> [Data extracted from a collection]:
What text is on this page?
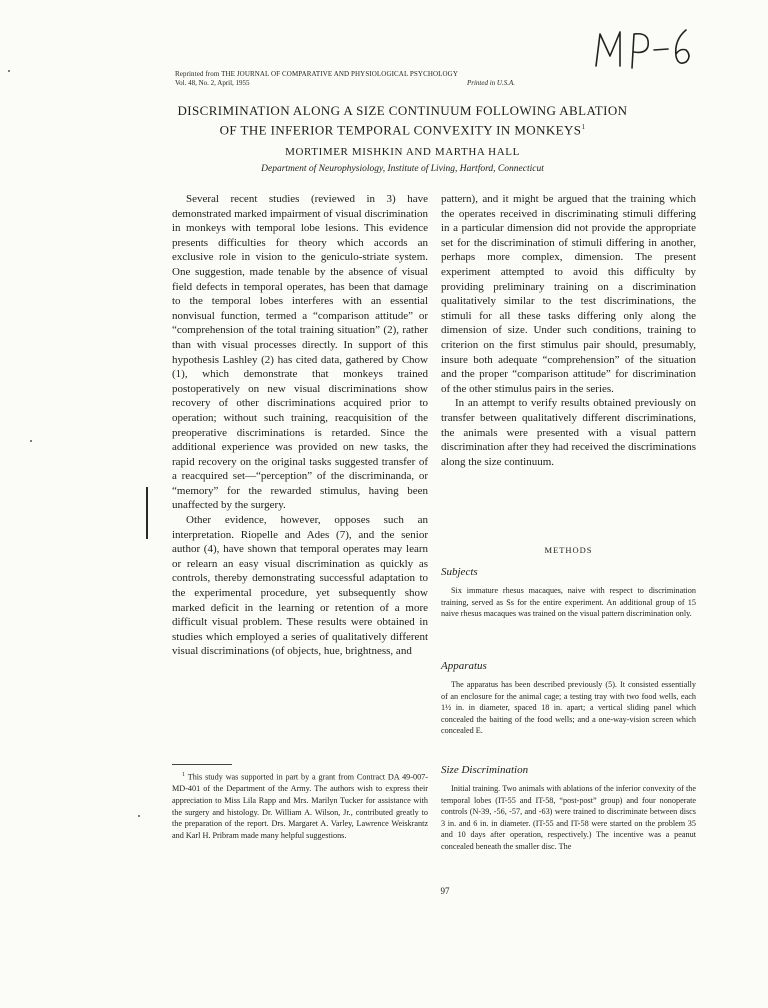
Reprinted from THE JOURNAL OF COMPARATIVE AND PHYSIOLOGICAL PSYCHOLOGY
Vol. 48, No. 2, April, 1955	Printed in U.S.A.
DISCRIMINATION ALONG A SIZE CONTINUUM FOLLOWING ABLATION
OF THE INFERIOR TEMPORAL CONVEXITY IN MONKEYS$^1$
MORTIMER MISHKIN AND MARTHA HALL
Department of Neurophysiology, Institute of Living, Hartford, Connecticut

Several recent studies (reviewed in 3) have demonstrated marked impairment of visual discrimination in monkeys with temporal lobe lesions. This evidence presents difficulties for theory which accords an exclusive role in vision to the geniculo-striate system. One suggestion, made tenable by the absence of visual field defects in temporal operates, has been that damage to the temporal lobes interferes with an essential nonvisual function, termed a “comparison attitude” or “comprehension of the total training situation” (2), rather than with visual processes directly. In support of this hypothesis Lashley (2) has cited data, gathered by Chow (1), which demonstrate that monkeys trained postoperatively on new visual discriminations show recovery of other discriminations acquired prior to operation; without such training, reacquisition of the preoperative discriminations is retarded. Since the additional experience was provided on new tasks, the rapid recovery on the original tasks suggested transfer of a reacquired set—“perception” of the discriminanda, or “memory” for the rewarded stimulus, having been unaffected by the surgery.

Other evidence, however, opposes such an interpretation. Riopelle and Ades (7), and the senior author (4), have shown that temporal operates may learn or relearn an easy visual discrimination as quickly as controls, thereby demonstrating successful adaptation to the experimental procedure, yet subsequently show marked deficit in the learning or retention of a more difficult visual problem. These results were obtained in studies which employed a series of qualitatively different visual discriminations (of objects, hue, brightness, and

$^1$ This study was supported in part by a grant from Contract DA 49-007-MD-401 of the Department of the Army. The authors wish to express their appreciation to Miss Lila Rapp and Mrs. Marilyn Tucker for assistance with the surgery and histology. Dr. William A. Wilson, Jr., contributed greatly to the preparation of the report. Drs. Margaret A. Varley, Lawrence Weiskrantz and Karl H. Pribram made many helpful suggestions.

pattern), and it might be argued that the training which the operates received in discriminating stimuli differing in a particular dimension did not provide the appropriate set for the discrimination of stimuli differing in another, perhaps more complex, dimension. The present experiment attempted to avoid this difficulty by providing preliminary training on a discrimination qualitatively similar to the test discriminations, the stimuli for all these tasks differing only along the dimension of size. Under such conditions, training to criterion on the first stimulus pair should, presumably, insure both adequate “comprehension” of the situation and the proper “comparison attitude” for discrimination of the other stimulus pairs in the series.

In an attempt to verify results obtained previously on transfer between qualitatively different discriminations, the animals were presented with a visual pattern discrimination after they had received the discriminations along the size continuum.

METHODS
Subjects

Six immature rhesus macaques, naive with respect to discrimination training, served as Ss for the entire experiment. An additional group of 15 naive rhesus macaques was trained on the visual pattern discrimination only.

Apparatus

The apparatus has been described previously (5). It consisted essentially of an enclosure for the animal cage; a testing tray with two food wells, each 1½ in. in diameter, spaced 18 in. apart; a vertical sliding panel which concealed the baiting of the food wells; and a one-way-vision screen which concealed E.

Size Discrimination

Initial training. Two animals with ablations of the inferior convexity of the temporal lobes (IT-55 and IT-58, “post-post” group) and four nonoperate controls (N-39, -56, -57, and -63) were trained to discriminate between discs 3 in. and 6 in. in diameter. (IT-55 and IT-58 were started on the problem 35 and 10 days after operation, respectively.) The incentive was a peanut concealed beneath the smaller disc. The

97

> [Given request]: Omitting all images, print the listing exactly.

> [Solution to this problem]:
What text is on this page?
Reprinted from THE JOURNAL OF COMPARATIVE AND PHYSIOLOGICAL PSYCHOLOGY
Vol. 48, No. 2, April, 1955	Printed in U.S.A.
DISCRIMINATION ALONG A SIZE CONTINUUM FOLLOWING ABLATION
OF THE INFERIOR TEMPORAL CONVEXITY IN MONKEYS$^1$
MORTIMER MISHKIN AND MARTHA HALL
Department of Neurophysiology, Institute of Living, Hartford, Connecticut

Several recent studies (reviewed in 3) have demonstrated marked impairment of visual discrimination in monkeys with temporal lobe lesions. This evidence presents difficulties for theory which accords an exclusive role in vision to the geniculo-striate system. One suggestion, made tenable by the absence of visual field defects in temporal operates, has been that damage to the temporal lobes interferes with an essential nonvisual function, termed a “comparison attitude” or “comprehension of the total training situation” (2), rather than with visual processes directly. In support of this hypothesis Lashley (2) has cited data, gathered by Chow (1), which demonstrate that monkeys trained postoperatively on new visual discriminations show recovery of other discriminations acquired prior to operation; without such training, reacquisition of the preoperative discriminations is retarded. Since the additional experience was provided on new tasks, the rapid recovery on the original tasks suggested transfer of a reacquired set—“perception” of the discriminanda, or “memory” for the rewarded stimulus, having been unaffected by the surgery.

Other evidence, however, opposes such an interpretation. Riopelle and Ades (7), and the senior author (4), have shown that temporal operates may learn or relearn an easy visual discrimination as quickly as controls, thereby demonstrating successful adaptation to the experimental procedure, yet subsequently show marked deficit in the learning or retention of a more difficult visual problem. These results were obtained in studies which employed a series of qualitatively different visual discriminations (of objects, hue, brightness, and

$^1$ This study was supported in part by a grant from Contract DA 49-007-MD-401 of the Department of the Army. The authors wish to express their appreciation to Miss Lila Rapp and Mrs. Marilyn Tucker for assistance with the surgery and histology. Dr. William A. Wilson, Jr., contributed greatly to the preparation of the report. Drs. Margaret A. Varley, Lawrence Weiskrantz and Karl H. Pribram made many helpful suggestions.

pattern), and it might be argued that the training which the operates received in discriminating stimuli differing in a particular dimension did not provide the appropriate set for the discrimination of stimuli differing in another, perhaps more complex, dimension. The present experiment attempted to avoid this difficulty by providing preliminary training on a discrimination qualitatively similar to the test discriminations, the stimuli for all these tasks differing only along the dimension of size. Under such conditions, training to criterion on the first stimulus pair should, presumably, insure both adequate “comprehension” of the situation and the proper “comparison attitude” for discrimination of the other stimulus pairs in the series.

In an attempt to verify results obtained previously on transfer between qualitatively different discriminations, the animals were presented with a visual pattern discrimination after they had received the discriminations along the size continuum.

METHODS
Subjects

Six immature rhesus macaques, naive with respect to discrimination training, served as Ss for the entire experiment. An additional group of 15 naive rhesus macaques was trained on the visual pattern discrimination only.

Apparatus

The apparatus has been described previously (5). It consisted essentially of an enclosure for the animal cage; a testing tray with two food wells, each 1½ in. in diameter, spaced 18 in. apart; a vertical sliding panel which concealed the baiting of the food wells; and a one-way-vision screen which concealed E.

Size Discrimination

Initial training. Two animals with ablations of the inferior convexity of the temporal lobes (IT-55 and IT-58, “post-post” group) and four nonoperate controls (N-39, -56, -57, and -63) were trained to discriminate between discs 3 in. and 6 in. in diameter. (IT-55 and IT-58 were started on the problem 35 and 10 days after operation, respectively.) The incentive was a peanut concealed beneath the smaller disc. The

97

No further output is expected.